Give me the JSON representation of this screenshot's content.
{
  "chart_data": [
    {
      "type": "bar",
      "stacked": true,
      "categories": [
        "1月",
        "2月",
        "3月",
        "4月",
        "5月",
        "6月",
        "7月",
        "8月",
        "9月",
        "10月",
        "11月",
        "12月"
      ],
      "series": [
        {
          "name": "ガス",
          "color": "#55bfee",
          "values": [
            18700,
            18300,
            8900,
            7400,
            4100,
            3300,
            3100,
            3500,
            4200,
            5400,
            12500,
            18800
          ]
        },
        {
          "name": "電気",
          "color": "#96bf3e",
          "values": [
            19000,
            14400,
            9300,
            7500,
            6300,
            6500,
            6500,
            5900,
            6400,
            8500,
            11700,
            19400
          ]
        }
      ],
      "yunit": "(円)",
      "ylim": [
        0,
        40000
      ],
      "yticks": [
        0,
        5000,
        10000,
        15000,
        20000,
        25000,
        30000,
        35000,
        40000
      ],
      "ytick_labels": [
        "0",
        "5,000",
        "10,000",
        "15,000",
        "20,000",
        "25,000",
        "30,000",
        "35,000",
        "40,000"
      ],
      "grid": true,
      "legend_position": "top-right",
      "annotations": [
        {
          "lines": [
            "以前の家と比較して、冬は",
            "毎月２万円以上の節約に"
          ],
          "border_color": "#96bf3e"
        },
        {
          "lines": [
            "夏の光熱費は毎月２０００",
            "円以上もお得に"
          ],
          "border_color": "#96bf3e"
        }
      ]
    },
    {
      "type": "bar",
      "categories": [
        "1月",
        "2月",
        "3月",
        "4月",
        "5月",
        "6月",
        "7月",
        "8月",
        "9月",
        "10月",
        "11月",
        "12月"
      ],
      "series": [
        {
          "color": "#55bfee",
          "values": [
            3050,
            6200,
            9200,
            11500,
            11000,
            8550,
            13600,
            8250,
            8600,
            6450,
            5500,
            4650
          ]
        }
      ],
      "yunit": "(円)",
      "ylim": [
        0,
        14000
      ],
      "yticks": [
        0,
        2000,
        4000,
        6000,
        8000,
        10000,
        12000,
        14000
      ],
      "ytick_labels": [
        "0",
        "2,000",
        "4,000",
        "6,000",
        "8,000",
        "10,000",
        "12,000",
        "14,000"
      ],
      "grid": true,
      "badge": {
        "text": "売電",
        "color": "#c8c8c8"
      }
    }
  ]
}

→ **SET PROBLEM**
Write the data from above out again, exactly.

→ **COMPLETE RESPONSE**
Give me the JSON representation of this screenshot's content.
{
  "chart_data": [
    {
      "type": "bar",
      "stacked": true,
      "categories": [
        "1月",
        "2月",
        "3月",
        "4月",
        "5月",
        "6月",
        "7月",
        "8月",
        "9月",
        "10月",
        "11月",
        "12月"
      ],
      "series": [
        {
          "name": "ガス",
          "color": "#55bfee",
          "values": [
            18700,
            18300,
            8900,
            7400,
            4100,
            3300,
            3100,
            3500,
            4200,
            5400,
            12500,
            18800
          ]
        },
        {
          "name": "電気",
          "color": "#96bf3e",
          "values": [
            19000,
            14400,
            9300,
            7500,
            6300,
            6500,
            6500,
            5900,
            6400,
            8500,
            11700,
            19400
          ]
        }
      ],
      "yunit": "(円)",
      "ylim": [
        0,
        40000
      ],
      "yticks": [
        0,
        5000,
        10000,
        15000,
        20000,
        25000,
        30000,
        35000,
        40000
      ],
      "ytick_labels": [
        "0",
        "5,000",
        "10,000",
        "15,000",
        "20,000",
        "25,000",
        "30,000",
        "35,000",
        "40,000"
      ],
      "grid": true,
      "legend_position": "top-right",
      "annotations": [
        {
          "lines": [
            "以前の家と比較して、冬は",
            "毎月２万円以上の節約に"
          ],
          "border_color": "#96bf3e"
        },
        {
          "lines": [
            "夏の光熱費は毎月２０００",
            "円以上もお得に"
          ],
          "border_color": "#96bf3e"
        }
      ]
    },
    {
      "type": "bar",
      "categories": [
        "1月",
        "2月",
        "3月",
        "4月",
        "5月",
        "6月",
        "7月",
        "8月",
        "9月",
        "10月",
        "11月",
        "12月"
      ],
      "series": [
        {
          "color": "#55bfee",
          "values": [
            3050,
            6200,
            9200,
            11500,
            11000,
            8550,
            13600,
            8250,
            8600,
            6450,
            5500,
            4650
          ]
        }
      ],
      "yunit": "(円)",
      "ylim": [
        0,
        14000
      ],
      "yticks": [
        0,
        2000,
        4000,
        6000,
        8000,
        10000,
        12000,
        14000
      ],
      "ytick_labels": [
        "0",
        "2,000",
        "4,000",
        "6,000",
        "8,000",
        "10,000",
        "12,000",
        "14,000"
      ],
      "grid": true,
      "badge": {
        "text": "売電",
        "color": "#c8c8c8"
      }
    }
  ]
}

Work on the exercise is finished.